Problem to work on: Output the material exactly, but drop every image it holds.

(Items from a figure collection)
------

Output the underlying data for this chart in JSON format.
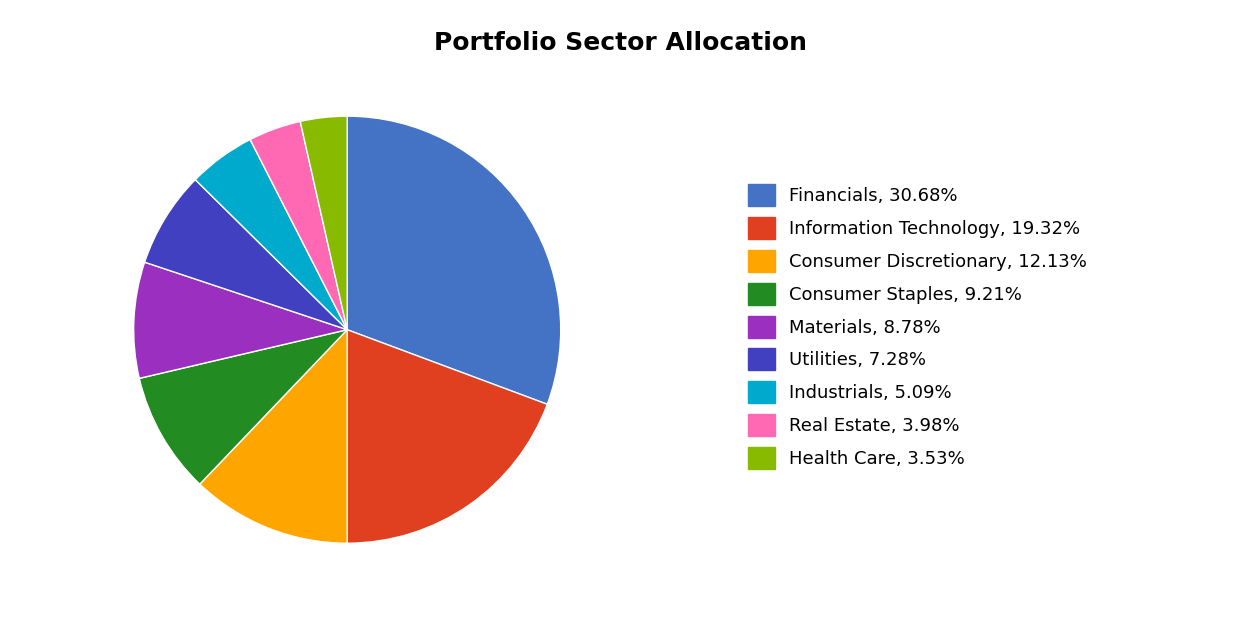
{
  "title": "Portfolio Sector Allocation",
  "sectors": [
    "Financials",
    "Information Technology",
    "Consumer Discretionary",
    "Consumer Staples",
    "Materials",
    "Utilities",
    "Industrials",
    "Real Estate",
    "Health Care"
  ],
  "values": [
    30.68,
    19.32,
    12.13,
    9.21,
    8.78,
    7.28,
    5.09,
    3.98,
    3.53
  ],
  "colors": [
    "#4472C4",
    "#E04020",
    "#FFA500",
    "#228B22",
    "#9B30C0",
    "#4040C0",
    "#00AACC",
    "#FF69B4",
    "#88BB00"
  ],
  "legend_labels": [
    "Financials, 30.68%",
    "Information Technology, 19.32%",
    "Consumer Discretionary, 12.13%",
    "Consumer Staples, 9.21%",
    "Materials, 8.78%",
    "Utilities, 7.28%",
    "Industrials, 5.09%",
    "Real Estate, 3.98%",
    "Health Care, 3.53%"
  ],
  "title_fontsize": 18,
  "legend_fontsize": 13,
  "background_color": "#FFFFFF",
  "startangle": 90
}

------

The answer:
Output the underlying data for this chart in JSON format.
{
  "title": "Portfolio Sector Allocation",
  "sectors": [
    "Financials",
    "Information Technology",
    "Consumer Discretionary",
    "Consumer Staples",
    "Materials",
    "Utilities",
    "Industrials",
    "Real Estate",
    "Health Care"
  ],
  "values": [
    30.68,
    19.32,
    12.13,
    9.21,
    8.78,
    7.28,
    5.09,
    3.98,
    3.53
  ],
  "colors": [
    "#4472C4",
    "#E04020",
    "#FFA500",
    "#228B22",
    "#9B30C0",
    "#4040C0",
    "#00AACC",
    "#FF69B4",
    "#88BB00"
  ],
  "legend_labels": [
    "Financials, 30.68%",
    "Information Technology, 19.32%",
    "Consumer Discretionary, 12.13%",
    "Consumer Staples, 9.21%",
    "Materials, 8.78%",
    "Utilities, 7.28%",
    "Industrials, 5.09%",
    "Real Estate, 3.98%",
    "Health Care, 3.53%"
  ],
  "title_fontsize": 18,
  "legend_fontsize": 13,
  "background_color": "#FFFFFF",
  "startangle": 90
}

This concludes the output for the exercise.